Dataset rows:
----

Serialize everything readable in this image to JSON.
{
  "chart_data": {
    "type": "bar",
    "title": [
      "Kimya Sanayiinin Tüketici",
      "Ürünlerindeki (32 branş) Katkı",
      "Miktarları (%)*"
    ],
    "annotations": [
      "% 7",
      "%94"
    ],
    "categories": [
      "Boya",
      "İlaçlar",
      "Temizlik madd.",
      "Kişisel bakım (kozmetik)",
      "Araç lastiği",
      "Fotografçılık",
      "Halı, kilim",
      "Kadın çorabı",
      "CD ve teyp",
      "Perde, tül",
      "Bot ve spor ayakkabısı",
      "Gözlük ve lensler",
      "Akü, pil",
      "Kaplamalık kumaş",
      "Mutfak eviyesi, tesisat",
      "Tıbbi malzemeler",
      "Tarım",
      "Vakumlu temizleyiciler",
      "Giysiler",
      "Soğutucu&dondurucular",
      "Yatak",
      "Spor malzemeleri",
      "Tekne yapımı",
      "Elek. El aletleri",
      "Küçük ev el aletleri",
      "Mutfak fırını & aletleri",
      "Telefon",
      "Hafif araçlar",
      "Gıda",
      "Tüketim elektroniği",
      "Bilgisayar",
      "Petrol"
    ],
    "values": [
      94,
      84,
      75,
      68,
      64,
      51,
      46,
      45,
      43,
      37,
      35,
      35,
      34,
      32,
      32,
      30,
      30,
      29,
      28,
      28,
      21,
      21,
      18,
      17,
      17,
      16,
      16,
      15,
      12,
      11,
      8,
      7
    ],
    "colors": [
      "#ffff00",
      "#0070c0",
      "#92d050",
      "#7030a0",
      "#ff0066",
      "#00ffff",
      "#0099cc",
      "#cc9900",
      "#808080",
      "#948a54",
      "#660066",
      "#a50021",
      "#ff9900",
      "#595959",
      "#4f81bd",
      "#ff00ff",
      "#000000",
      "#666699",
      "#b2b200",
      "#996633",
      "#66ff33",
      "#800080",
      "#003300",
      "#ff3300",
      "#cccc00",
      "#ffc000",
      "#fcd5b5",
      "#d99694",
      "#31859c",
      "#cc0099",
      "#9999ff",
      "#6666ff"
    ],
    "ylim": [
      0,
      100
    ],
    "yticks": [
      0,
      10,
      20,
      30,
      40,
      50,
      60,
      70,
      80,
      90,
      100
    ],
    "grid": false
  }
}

----

- **PROBLEM TO SOLVE**
Write the data back out verbatim.

- **ANSWER TO THIS TASK**
Serialize everything readable in this image to JSON.
{
  "chart_data": {
    "type": "bar",
    "title": [
      "Kimya Sanayiinin Tüketici",
      "Ürünlerindeki (32 branş) Katkı",
      "Miktarları (%)*"
    ],
    "annotations": [
      "% 7",
      "%94"
    ],
    "categories": [
      "Boya",
      "İlaçlar",
      "Temizlik madd.",
      "Kişisel bakım (kozmetik)",
      "Araç lastiği",
      "Fotografçılık",
      "Halı, kilim",
      "Kadın çorabı",
      "CD ve teyp",
      "Perde, tül",
      "Bot ve spor ayakkabısı",
      "Gözlük ve lensler",
      "Akü, pil",
      "Kaplamalık kumaş",
      "Mutfak eviyesi, tesisat",
      "Tıbbi malzemeler",
      "Tarım",
      "Vakumlu temizleyiciler",
      "Giysiler",
      "Soğutucu&dondurucular",
      "Yatak",
      "Spor malzemeleri",
      "Tekne yapımı",
      "Elek. El aletleri",
      "Küçük ev el aletleri",
      "Mutfak fırını & aletleri",
      "Telefon",
      "Hafif araçlar",
      "Gıda",
      "Tüketim elektroniği",
      "Bilgisayar",
      "Petrol"
    ],
    "values": [
      94,
      84,
      75,
      68,
      64,
      51,
      46,
      45,
      43,
      37,
      35,
      35,
      34,
      32,
      32,
      30,
      30,
      29,
      28,
      28,
      21,
      21,
      18,
      17,
      17,
      16,
      16,
      15,
      12,
      11,
      8,
      7
    ],
    "colors": [
      "#ffff00",
      "#0070c0",
      "#92d050",
      "#7030a0",
      "#ff0066",
      "#00ffff",
      "#0099cc",
      "#cc9900",
      "#808080",
      "#948a54",
      "#660066",
      "#a50021",
      "#ff9900",
      "#595959",
      "#4f81bd",
      "#ff00ff",
      "#000000",
      "#666699",
      "#b2b200",
      "#996633",
      "#66ff33",
      "#800080",
      "#003300",
      "#ff3300",
      "#cccc00",
      "#ffc000",
      "#fcd5b5",
      "#d99694",
      "#31859c",
      "#cc0099",
      "#9999ff",
      "#6666ff"
    ],
    "ylim": [
      0,
      100
    ],
    "yticks": [
      0,
      10,
      20,
      30,
      40,
      50,
      60,
      70,
      80,
      90,
      100
    ],
    "grid": false
  }
}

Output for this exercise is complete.